* INPUT RECORDS *
** START **
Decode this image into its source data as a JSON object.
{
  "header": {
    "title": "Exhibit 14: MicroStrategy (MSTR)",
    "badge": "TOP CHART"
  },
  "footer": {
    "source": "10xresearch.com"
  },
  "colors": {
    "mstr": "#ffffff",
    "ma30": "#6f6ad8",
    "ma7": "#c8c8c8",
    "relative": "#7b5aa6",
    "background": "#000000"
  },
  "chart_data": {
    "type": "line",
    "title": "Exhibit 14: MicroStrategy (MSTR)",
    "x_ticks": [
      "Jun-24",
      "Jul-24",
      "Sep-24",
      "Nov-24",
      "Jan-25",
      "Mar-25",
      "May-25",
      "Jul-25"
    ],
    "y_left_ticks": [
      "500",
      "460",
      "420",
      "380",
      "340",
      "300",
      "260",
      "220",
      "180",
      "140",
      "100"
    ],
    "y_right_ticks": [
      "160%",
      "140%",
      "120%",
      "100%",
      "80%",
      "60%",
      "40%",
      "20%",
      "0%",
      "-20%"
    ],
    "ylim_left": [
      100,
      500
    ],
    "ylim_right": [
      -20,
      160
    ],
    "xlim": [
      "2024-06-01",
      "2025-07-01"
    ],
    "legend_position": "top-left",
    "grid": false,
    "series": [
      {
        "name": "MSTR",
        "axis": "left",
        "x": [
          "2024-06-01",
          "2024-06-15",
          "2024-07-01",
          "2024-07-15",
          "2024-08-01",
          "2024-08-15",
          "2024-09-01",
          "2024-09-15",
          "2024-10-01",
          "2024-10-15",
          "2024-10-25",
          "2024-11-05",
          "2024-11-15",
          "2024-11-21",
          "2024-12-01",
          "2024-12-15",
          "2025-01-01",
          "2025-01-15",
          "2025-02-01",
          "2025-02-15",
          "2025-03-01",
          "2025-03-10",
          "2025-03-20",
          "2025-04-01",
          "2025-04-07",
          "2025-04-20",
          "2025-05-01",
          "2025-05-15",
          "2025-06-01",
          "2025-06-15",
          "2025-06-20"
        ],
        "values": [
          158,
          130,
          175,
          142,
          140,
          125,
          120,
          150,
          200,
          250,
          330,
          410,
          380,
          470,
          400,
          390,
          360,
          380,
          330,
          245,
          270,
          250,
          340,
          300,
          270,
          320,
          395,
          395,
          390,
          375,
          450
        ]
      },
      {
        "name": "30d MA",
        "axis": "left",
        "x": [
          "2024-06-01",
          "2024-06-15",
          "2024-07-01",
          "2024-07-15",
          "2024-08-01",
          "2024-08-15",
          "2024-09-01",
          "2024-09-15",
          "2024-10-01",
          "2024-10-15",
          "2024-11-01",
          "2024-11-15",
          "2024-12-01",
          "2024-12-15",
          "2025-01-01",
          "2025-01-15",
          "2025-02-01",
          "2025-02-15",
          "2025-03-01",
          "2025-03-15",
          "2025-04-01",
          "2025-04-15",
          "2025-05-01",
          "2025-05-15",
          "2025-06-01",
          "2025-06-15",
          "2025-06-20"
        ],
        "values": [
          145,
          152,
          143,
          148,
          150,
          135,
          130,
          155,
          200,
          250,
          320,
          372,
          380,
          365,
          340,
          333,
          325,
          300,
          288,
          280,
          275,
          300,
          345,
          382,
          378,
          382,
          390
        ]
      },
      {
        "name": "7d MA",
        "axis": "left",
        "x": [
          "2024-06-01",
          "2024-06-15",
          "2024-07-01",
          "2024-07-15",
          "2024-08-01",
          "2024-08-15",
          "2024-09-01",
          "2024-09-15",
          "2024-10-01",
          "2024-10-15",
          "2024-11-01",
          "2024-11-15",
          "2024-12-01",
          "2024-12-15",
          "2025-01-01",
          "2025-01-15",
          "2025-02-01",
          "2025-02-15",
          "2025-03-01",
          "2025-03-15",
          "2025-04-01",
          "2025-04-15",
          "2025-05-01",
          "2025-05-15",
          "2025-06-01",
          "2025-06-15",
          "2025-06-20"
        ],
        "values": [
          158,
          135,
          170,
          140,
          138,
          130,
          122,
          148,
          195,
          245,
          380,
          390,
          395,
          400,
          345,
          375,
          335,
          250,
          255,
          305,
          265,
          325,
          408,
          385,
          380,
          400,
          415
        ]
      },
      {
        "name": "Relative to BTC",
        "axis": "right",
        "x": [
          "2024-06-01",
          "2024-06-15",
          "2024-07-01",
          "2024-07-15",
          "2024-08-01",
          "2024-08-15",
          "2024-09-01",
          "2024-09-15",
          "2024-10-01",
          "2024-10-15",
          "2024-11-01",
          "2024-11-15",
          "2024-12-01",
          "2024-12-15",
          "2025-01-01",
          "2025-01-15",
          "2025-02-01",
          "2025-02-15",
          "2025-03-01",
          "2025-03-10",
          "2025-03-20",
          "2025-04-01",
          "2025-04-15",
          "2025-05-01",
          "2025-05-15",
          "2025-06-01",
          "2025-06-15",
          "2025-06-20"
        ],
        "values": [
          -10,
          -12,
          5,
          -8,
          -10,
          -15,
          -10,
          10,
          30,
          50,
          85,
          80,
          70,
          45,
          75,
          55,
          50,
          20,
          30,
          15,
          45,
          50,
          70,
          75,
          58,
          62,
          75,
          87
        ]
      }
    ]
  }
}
** END **
* REQUIRED WORK *
Repeat every line of the material exactly as given.

* FULL ANSWER *
Decode this image into its source data as a JSON object.
{
  "header": {
    "title": "Exhibit 14: MicroStrategy (MSTR)",
    "badge": "TOP CHART"
  },
  "footer": {
    "source": "10xresearch.com"
  },
  "colors": {
    "mstr": "#ffffff",
    "ma30": "#6f6ad8",
    "ma7": "#c8c8c8",
    "relative": "#7b5aa6",
    "background": "#000000"
  },
  "chart_data": {
    "type": "line",
    "title": "Exhibit 14: MicroStrategy (MSTR)",
    "x_ticks": [
      "Jun-24",
      "Jul-24",
      "Sep-24",
      "Nov-24",
      "Jan-25",
      "Mar-25",
      "May-25",
      "Jul-25"
    ],
    "y_left_ticks": [
      "500",
      "460",
      "420",
      "380",
      "340",
      "300",
      "260",
      "220",
      "180",
      "140",
      "100"
    ],
    "y_right_ticks": [
      "160%",
      "140%",
      "120%",
      "100%",
      "80%",
      "60%",
      "40%",
      "20%",
      "0%",
      "-20%"
    ],
    "ylim_left": [
      100,
      500
    ],
    "ylim_right": [
      -20,
      160
    ],
    "xlim": [
      "2024-06-01",
      "2025-07-01"
    ],
    "legend_position": "top-left",
    "grid": false,
    "series": [
      {
        "name": "MSTR",
        "axis": "left",
        "x": [
          "2024-06-01",
          "2024-06-15",
          "2024-07-01",
          "2024-07-15",
          "2024-08-01",
          "2024-08-15",
          "2024-09-01",
          "2024-09-15",
          "2024-10-01",
          "2024-10-15",
          "2024-10-25",
          "2024-11-05",
          "2024-11-15",
          "2024-11-21",
          "2024-12-01",
          "2024-12-15",
          "2025-01-01",
          "2025-01-15",
          "2025-02-01",
          "2025-02-15",
          "2025-03-01",
          "2025-03-10",
          "2025-03-20",
          "2025-04-01",
          "2025-04-07",
          "2025-04-20",
          "2025-05-01",
          "2025-05-15",
          "2025-06-01",
          "2025-06-15",
          "2025-06-20"
        ],
        "values": [
          158,
          130,
          175,
          142,
          140,
          125,
          120,
          150,
          200,
          250,
          330,
          410,
          380,
          470,
          400,
          390,
          360,
          380,
          330,
          245,
          270,
          250,
          340,
          300,
          270,
          320,
          395,
          395,
          390,
          375,
          450
        ]
      },
      {
        "name": "30d MA",
        "axis": "left",
        "x": [
          "2024-06-01",
          "2024-06-15",
          "2024-07-01",
          "2024-07-15",
          "2024-08-01",
          "2024-08-15",
          "2024-09-01",
          "2024-09-15",
          "2024-10-01",
          "2024-10-15",
          "2024-11-01",
          "2024-11-15",
          "2024-12-01",
          "2024-12-15",
          "2025-01-01",
          "2025-01-15",
          "2025-02-01",
          "2025-02-15",
          "2025-03-01",
          "2025-03-15",
          "2025-04-01",
          "2025-04-15",
          "2025-05-01",
          "2025-05-15",
          "2025-06-01",
          "2025-06-15",
          "2025-06-20"
        ],
        "values": [
          145,
          152,
          143,
          148,
          150,
          135,
          130,
          155,
          200,
          250,
          320,
          372,
          380,
          365,
          340,
          333,
          325,
          300,
          288,
          280,
          275,
          300,
          345,
          382,
          378,
          382,
          390
        ]
      },
      {
        "name": "7d MA",
        "axis": "left",
        "x": [
          "2024-06-01",
          "2024-06-15",
          "2024-07-01",
          "2024-07-15",
          "2024-08-01",
          "2024-08-15",
          "2024-09-01",
          "2024-09-15",
          "2024-10-01",
          "2024-10-15",
          "2024-11-01",
          "2024-11-15",
          "2024-12-01",
          "2024-12-15",
          "2025-01-01",
          "2025-01-15",
          "2025-02-01",
          "2025-02-15",
          "2025-03-01",
          "2025-03-15",
          "2025-04-01",
          "2025-04-15",
          "2025-05-01",
          "2025-05-15",
          "2025-06-01",
          "2025-06-15",
          "2025-06-20"
        ],
        "values": [
          158,
          135,
          170,
          140,
          138,
          130,
          122,
          148,
          195,
          245,
          380,
          390,
          395,
          400,
          345,
          375,
          335,
          250,
          255,
          305,
          265,
          325,
          408,
          385,
          380,
          400,
          415
        ]
      },
      {
        "name": "Relative to BTC",
        "axis": "right",
        "x": [
          "2024-06-01",
          "2024-06-15",
          "2024-07-01",
          "2024-07-15",
          "2024-08-01",
          "2024-08-15",
          "2024-09-01",
          "2024-09-15",
          "2024-10-01",
          "2024-10-15",
          "2024-11-01",
          "2024-11-15",
          "2024-12-01",
          "2024-12-15",
          "2025-01-01",
          "2025-01-15",
          "2025-02-01",
          "2025-02-15",
          "2025-03-01",
          "2025-03-10",
          "2025-03-20",
          "2025-04-01",
          "2025-04-15",
          "2025-05-01",
          "2025-05-15",
          "2025-06-01",
          "2025-06-15",
          "2025-06-20"
        ],
        "values": [
          -10,
          -12,
          5,
          -8,
          -10,
          -15,
          -10,
          10,
          30,
          50,
          85,
          80,
          70,
          45,
          75,
          55,
          50,
          20,
          30,
          15,
          45,
          50,
          70,
          75,
          58,
          62,
          75,
          87
        ]
      }
    ]
  }
}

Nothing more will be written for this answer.